• _Instructions for the task_: Can you transcribe every line exactly and leave the pictures behind?
# START OF Data excerpts
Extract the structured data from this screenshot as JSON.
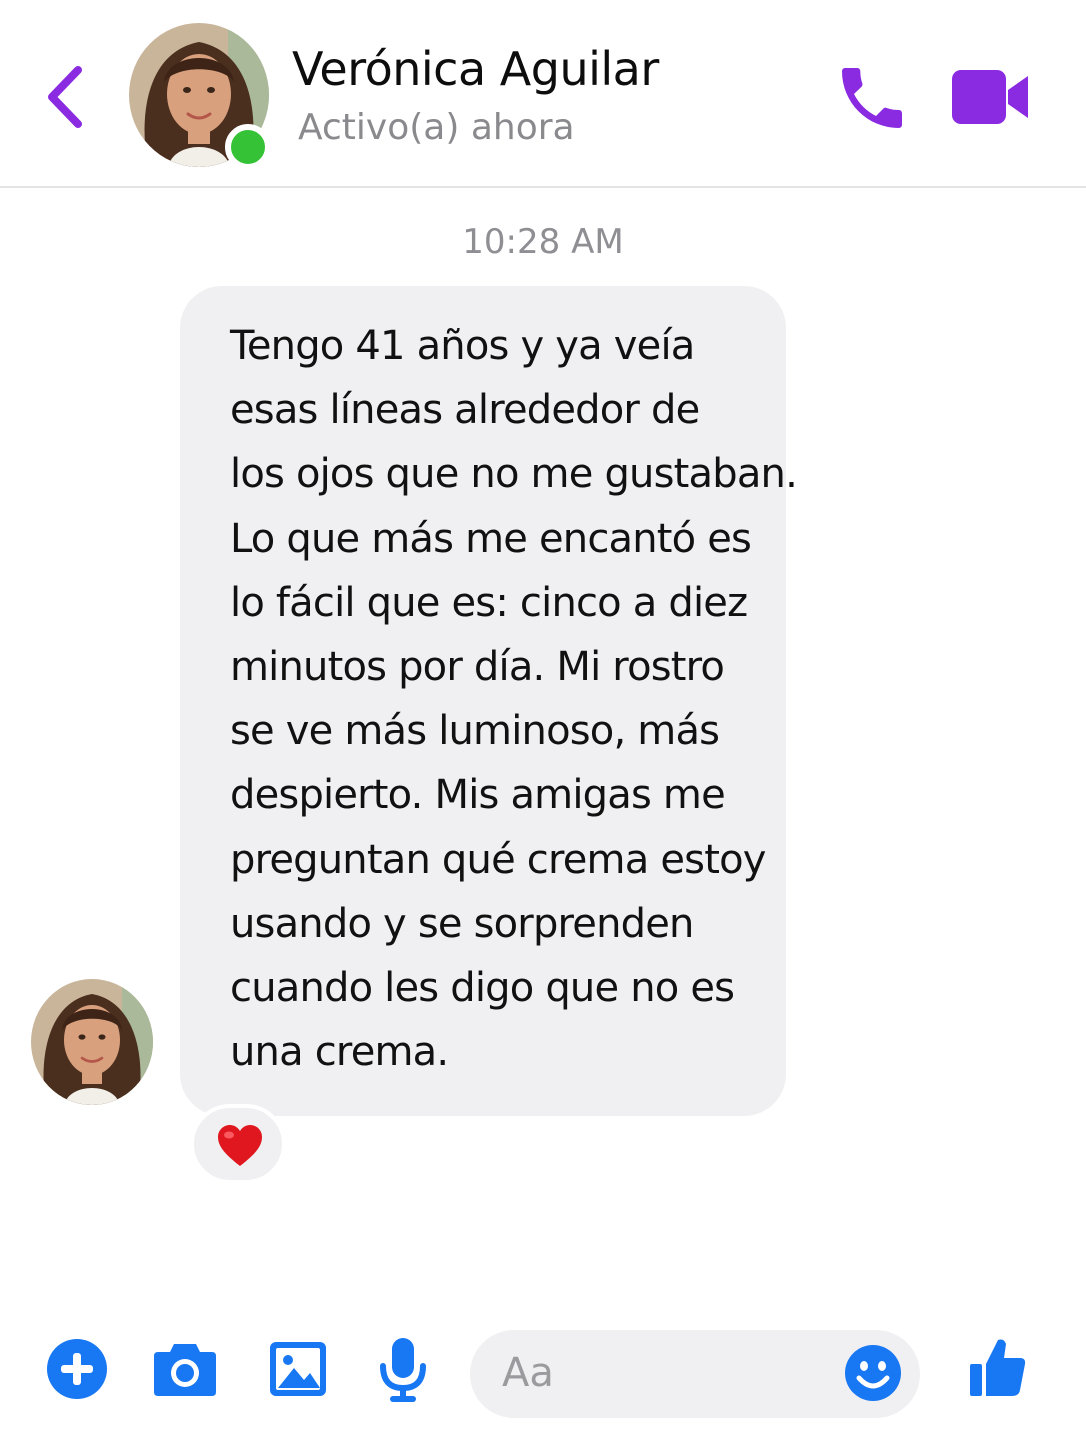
{
  "header": {
    "contact_name": "Verónica Aguilar",
    "status": "Activo(a) ahora",
    "back_icon": "chevron-left-icon",
    "call_icon": "phone-icon",
    "video_icon": "video-camera-icon"
  },
  "conversation": {
    "timestamp": "10:28 AM",
    "message_lines": [
      "Tengo 41 años y ya veía",
      "esas líneas alrededor de",
      "los ojos que no me gustaban.",
      "Lo que más me encantó es",
      "lo fácil que es: cinco a diez",
      "minutos por día. Mi rostro",
      "se ve más luminoso, más",
      "despierto. Mis amigas me",
      "preguntan qué crema estoy",
      "usando y se sorprenden",
      "cuando les digo que no es",
      "una crema."
    ],
    "reaction": "heart-icon"
  },
  "composer": {
    "placeholder": "Aa",
    "tools": [
      "plus-icon",
      "camera-icon",
      "image-icon",
      "microphone-icon"
    ],
    "emoji_icon": "smiley-icon",
    "like_icon": "thumbs-up-icon"
  },
  "colors": {
    "accent_purple": "#8a2be2",
    "accent_blue": "#1877f2",
    "online_green": "#36c236",
    "bubble_gray": "#f0f0f2"
  }
}
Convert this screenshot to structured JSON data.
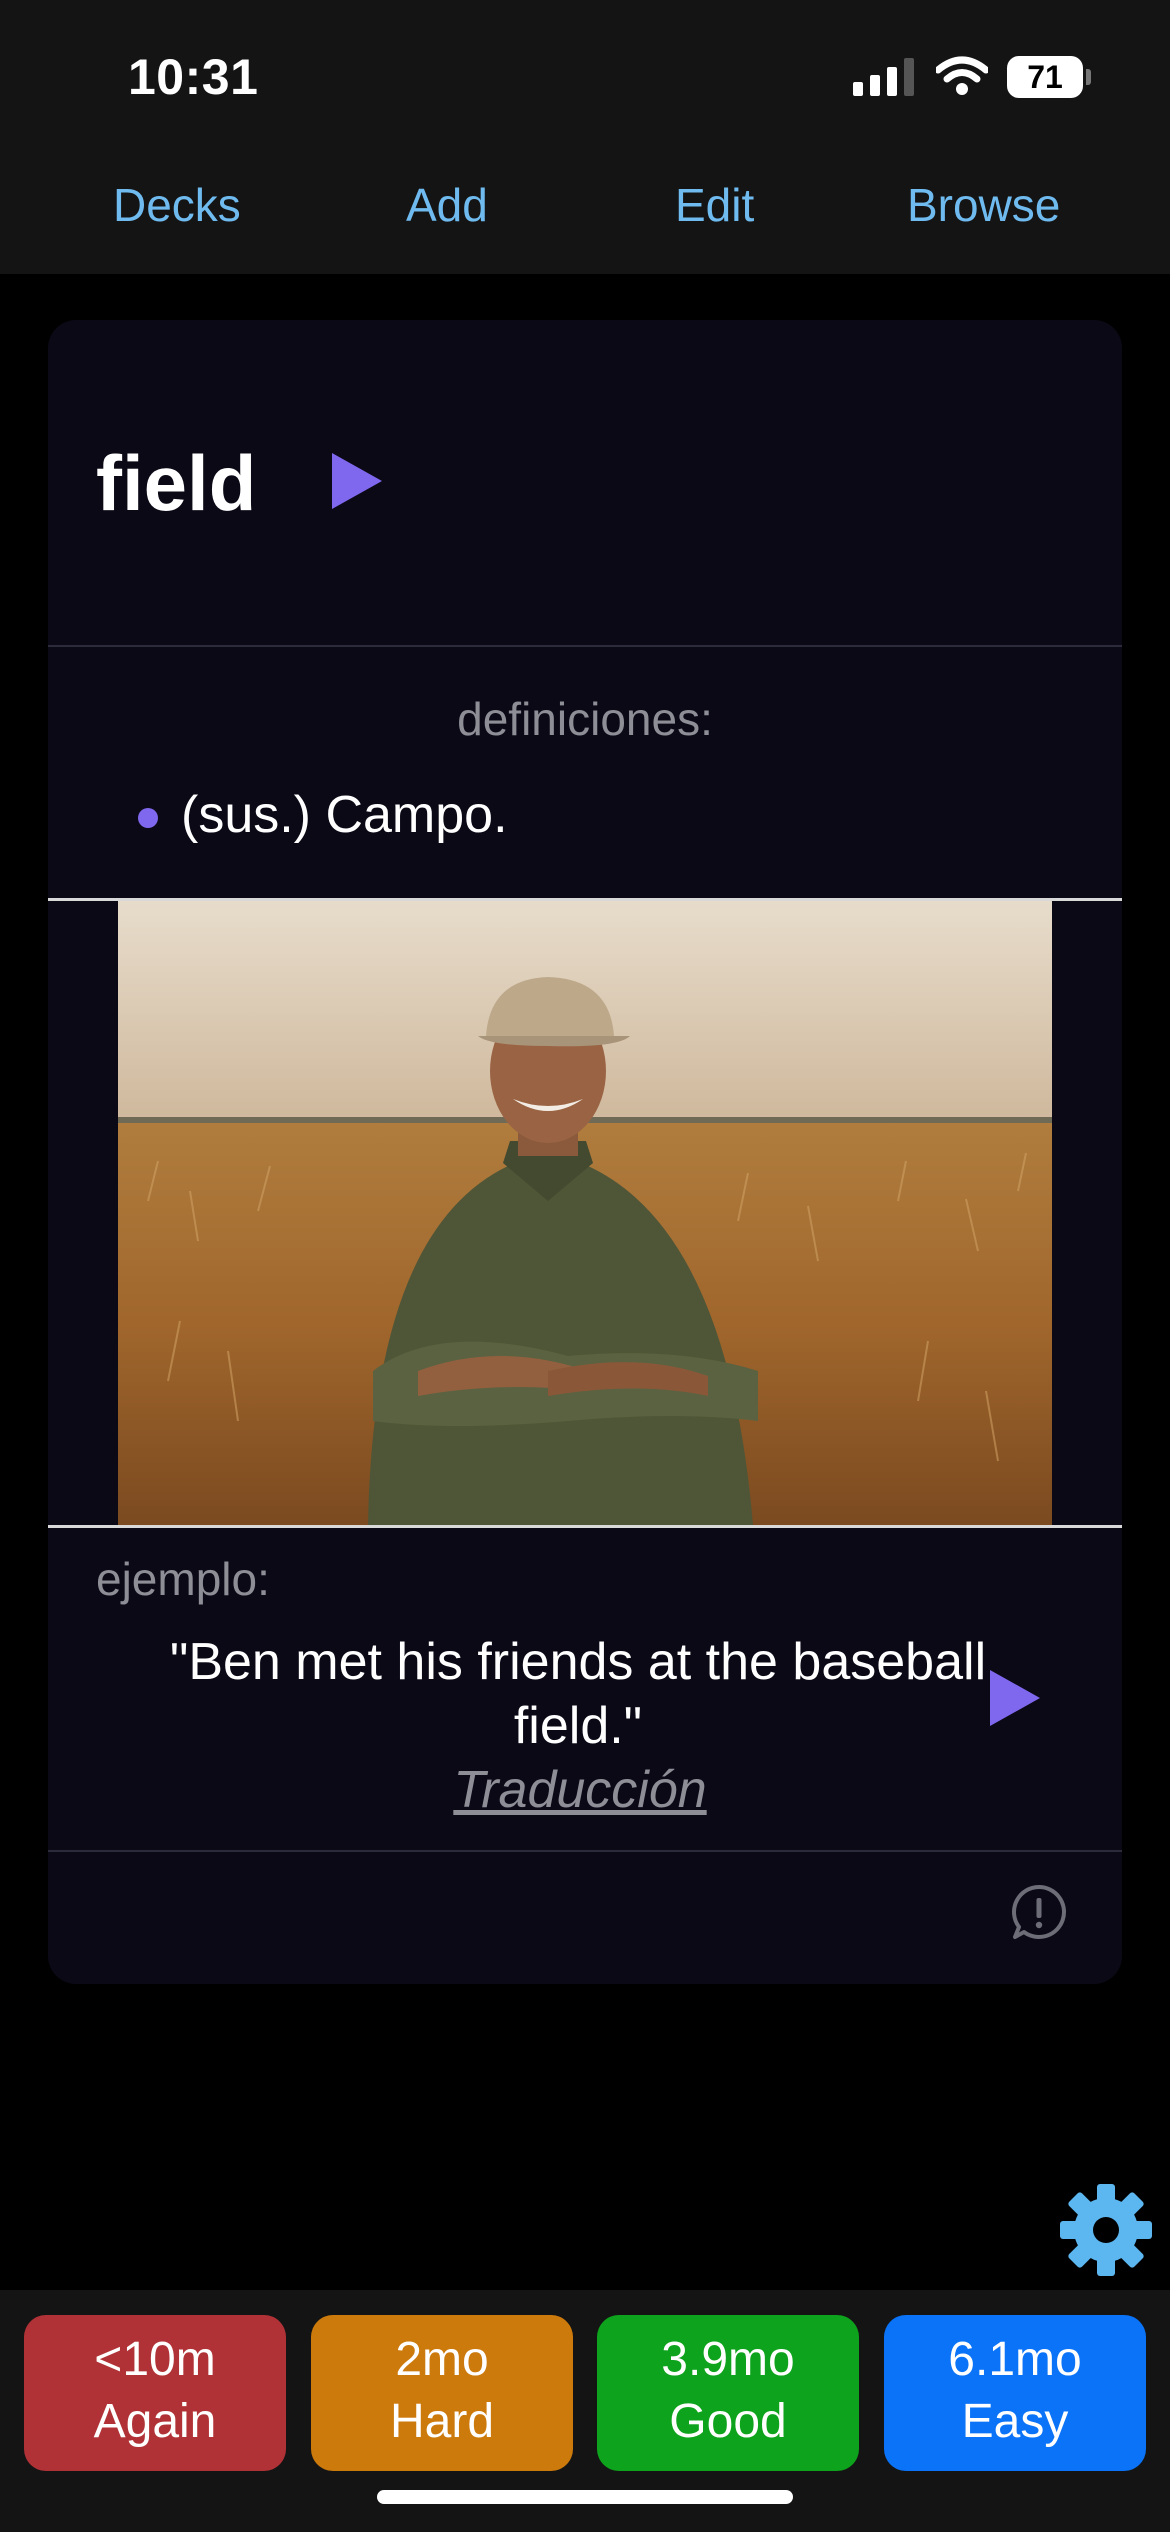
{
  "status": {
    "time": "10:31",
    "battery": "71",
    "signal_icon": "signal-icon",
    "wifi_icon": "wifi-icon"
  },
  "nav": {
    "decks": "Decks",
    "add": "Add",
    "edit": "Edit",
    "browse": "Browse"
  },
  "card": {
    "word": "field",
    "definitions_label": "definiciones:",
    "definitions": [
      "(sus.) Campo."
    ],
    "image_description": "man-in-wheat-field-photo",
    "example_label": "ejemplo:",
    "example_text": "\"Ben met his friends at the baseball field.\"",
    "translation_link": "Traducción"
  },
  "answers": [
    {
      "interval": "<10m",
      "label": "Again",
      "color": "#b13236"
    },
    {
      "interval": "2mo",
      "label": "Hard",
      "color": "#cc7a0c"
    },
    {
      "interval": "3.9mo",
      "label": "Good",
      "color": "#0ea31c"
    },
    {
      "interval": "6.1mo",
      "label": "Easy",
      "color": "#0a73f7"
    }
  ],
  "colors": {
    "accent_nav": "#6fbbef",
    "play": "#7f67ee",
    "card_bg": "#0b0916"
  }
}
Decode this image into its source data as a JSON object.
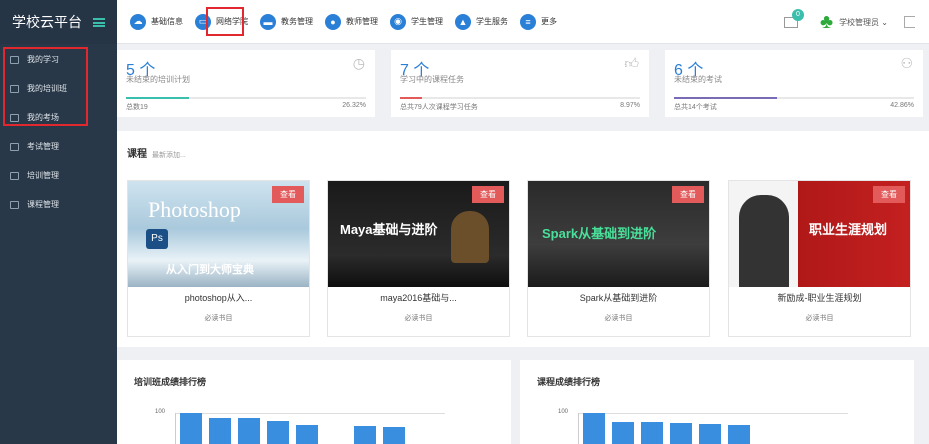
{
  "brand": {
    "title": "学校云平台"
  },
  "sidebar": {
    "items": [
      {
        "label": "我的学习"
      },
      {
        "label": "我的培训班"
      },
      {
        "label": "我的考场"
      },
      {
        "label": "考试管理"
      },
      {
        "label": "培训管理"
      },
      {
        "label": "课程管理"
      }
    ]
  },
  "topnav": {
    "items": [
      {
        "label": "基础信息"
      },
      {
        "label": "网络学院"
      },
      {
        "label": "教务管理"
      },
      {
        "label": "教师管理"
      },
      {
        "label": "学生管理"
      },
      {
        "label": "学生服务"
      },
      {
        "label": "更多"
      }
    ]
  },
  "header": {
    "mail_count": "0",
    "user": "学校管理员"
  },
  "stats": [
    {
      "count": "5 个",
      "label": "未结束的培训计划",
      "footer": "总数19",
      "percent": "26.32%",
      "progress": 0.2632,
      "color": "#3bbfad"
    },
    {
      "count": "7 个",
      "label": "学习中的课程任务",
      "footer": "总共79人次课程学习任务",
      "percent": "8.97%",
      "progress": 0.0897,
      "color": "#e25a5a"
    },
    {
      "count": "6 个",
      "label": "未结束的考试",
      "footer": "总共14个考试",
      "percent": "42.86%",
      "progress": 0.4286,
      "color": "#7a6bb6"
    }
  ],
  "courses_section": {
    "title": "课程",
    "subtitle": "最新添加..."
  },
  "courses": [
    {
      "name": "photoshop从入...",
      "tag": "必读书目",
      "view": "查看",
      "img_title": "Photoshop",
      "img_sub": "从入门到大师宝典"
    },
    {
      "name": "maya2016基础与...",
      "tag": "必读书目",
      "view": "查看",
      "img_title": "Maya基础与进阶"
    },
    {
      "name": "Spark从基础到进阶",
      "tag": "必读书目",
      "view": "查看",
      "img_title": "Spark从基础到进阶"
    },
    {
      "name": "新励成-职业生涯规划",
      "tag": "必读书目",
      "view": "查看",
      "img_title": "职业生涯规划"
    }
  ],
  "rankings": [
    {
      "title": "培训班成绩排行榜",
      "tick": "100",
      "values": [
        100,
        85,
        84,
        73,
        62,
        0,
        58,
        55
      ]
    },
    {
      "title": "课程成绩排行榜",
      "tick": "100",
      "values": [
        100,
        72,
        70,
        68,
        63,
        60
      ]
    }
  ],
  "colors": {
    "sidebar": "#283848",
    "accent": "#2a7fd6",
    "highlight_box": "#e0282e"
  }
}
# END OF Data excerpts
• _Output of the exercise_:
Extract the structured data from this screenshot as JSON.
{
  "header": {
    "contact_name": "Verónica Aguilar",
    "status": "Activo(a) ahora",
    "back_icon": "chevron-left-icon",
    "call_icon": "phone-icon",
    "video_icon": "video-camera-icon"
  },
  "conversation": {
    "timestamp": "10:28 AM",
    "message_lines": [
      "Tengo 41 años y ya veía",
      "esas líneas alrededor de",
      "los ojos que no me gustaban.",
      "Lo que más me encantó es",
      "lo fácil que es: cinco a diez",
      "minutos por día. Mi rostro",
      "se ve más luminoso, más",
      "despierto. Mis amigas me",
      "preguntan qué crema estoy",
      "usando y se sorprenden",
      "cuando les digo que no es",
      "una crema."
    ],
    "reaction": "heart-icon"
  },
  "composer": {
    "placeholder": "Aa",
    "tools": [
      "plus-icon",
      "camera-icon",
      "image-icon",
      "microphone-icon"
    ],
    "emoji_icon": "smiley-icon",
    "like_icon": "thumbs-up-icon"
  },
  "colors": {
    "accent_purple": "#8a2be2",
    "accent_blue": "#1877f2",
    "online_green": "#36c236",
    "bubble_gray": "#f0f0f2"
  }
}
Convert this screenshot to structured JSON data.
{
  "status": {
    "time": "10:31",
    "battery": "71",
    "signal_icon": "signal-icon",
    "wifi_icon": "wifi-icon"
  },
  "nav": {
    "decks": "Decks",
    "add": "Add",
    "edit": "Edit",
    "browse": "Browse"
  },
  "card": {
    "word": "field",
    "definitions_label": "definiciones:",
    "definitions": [
      "(sus.) Campo."
    ],
    "image_description": "man-in-wheat-field-photo",
    "example_label": "ejemplo:",
    "example_text": "\"Ben met his friends at the baseball field.\"",
    "translation_link": "Traducción"
  },
  "answers": [
    {
      "interval": "<10m",
      "label": "Again",
      "color": "#b13236"
    },
    {
      "interval": "2mo",
      "label": "Hard",
      "color": "#cc7a0c"
    },
    {
      "interval": "3.9mo",
      "label": "Good",
      "color": "#0ea31c"
    },
    {
      "interval": "6.1mo",
      "label": "Easy",
      "color": "#0a73f7"
    }
  ],
  "colors": {
    "accent_nav": "#6fbbef",
    "play": "#7f67ee",
    "card_bg": "#0b0916"
  }
}
Decode this image into its source data as a JSON object.
{
  "brand": {
    "title": "学校云平台"
  },
  "sidebar": {
    "items": [
      {
        "label": "我的学习"
      },
      {
        "label": "我的培训班"
      },
      {
        "label": "我的考场"
      },
      {
        "label": "考试管理"
      },
      {
        "label": "培训管理"
      },
      {
        "label": "课程管理"
      }
    ]
  },
  "topnav": {
    "items": [
      {
        "label": "基础信息"
      },
      {
        "label": "网络学院"
      },
      {
        "label": "教务管理"
      },
      {
        "label": "教师管理"
      },
      {
        "label": "学生管理"
      },
      {
        "label": "学生服务"
      },
      {
        "label": "更多"
      }
    ]
  },
  "header": {
    "mail_count": "0",
    "user": "学校管理员"
  },
  "stats": [
    {
      "count": "5 个",
      "label": "未结束的培训计划",
      "footer": "总数19",
      "percent": "26.32%",
      "progress": 0.2632,
      "color": "#3bbfad"
    },
    {
      "count": "7 个",
      "label": "学习中的课程任务",
      "footer": "总共79人次课程学习任务",
      "percent": "8.97%",
      "progress": 0.0897,
      "color": "#e25a5a"
    },
    {
      "count": "6 个",
      "label": "未结束的考试",
      "footer": "总共14个考试",
      "percent": "42.86%",
      "progress": 0.4286,
      "color": "#7a6bb6"
    }
  ],
  "courses_section": {
    "title": "课程",
    "subtitle": "最新添加..."
  },
  "courses": [
    {
      "name": "photoshop从入...",
      "tag": "必读书目",
      "view": "查看",
      "img_title": "Photoshop",
      "img_sub": "从入门到大师宝典"
    },
    {
      "name": "maya2016基础与...",
      "tag": "必读书目",
      "view": "查看",
      "img_title": "Maya基础与进阶"
    },
    {
      "name": "Spark从基础到进阶",
      "tag": "必读书目",
      "view": "查看",
      "img_title": "Spark从基础到进阶"
    },
    {
      "name": "新励成-职业生涯规划",
      "tag": "必读书目",
      "view": "查看",
      "img_title": "职业生涯规划"
    }
  ],
  "rankings": [
    {
      "title": "培训班成绩排行榜",
      "tick": "100",
      "values": [
        100,
        85,
        84,
        73,
        62,
        0,
        58,
        55
      ]
    },
    {
      "title": "课程成绩排行榜",
      "tick": "100",
      "values": [
        100,
        72,
        70,
        68,
        63,
        60
      ]
    }
  ],
  "colors": {
    "sidebar": "#283848",
    "accent": "#2a7fd6",
    "highlight_box": "#e0282e"
  }
}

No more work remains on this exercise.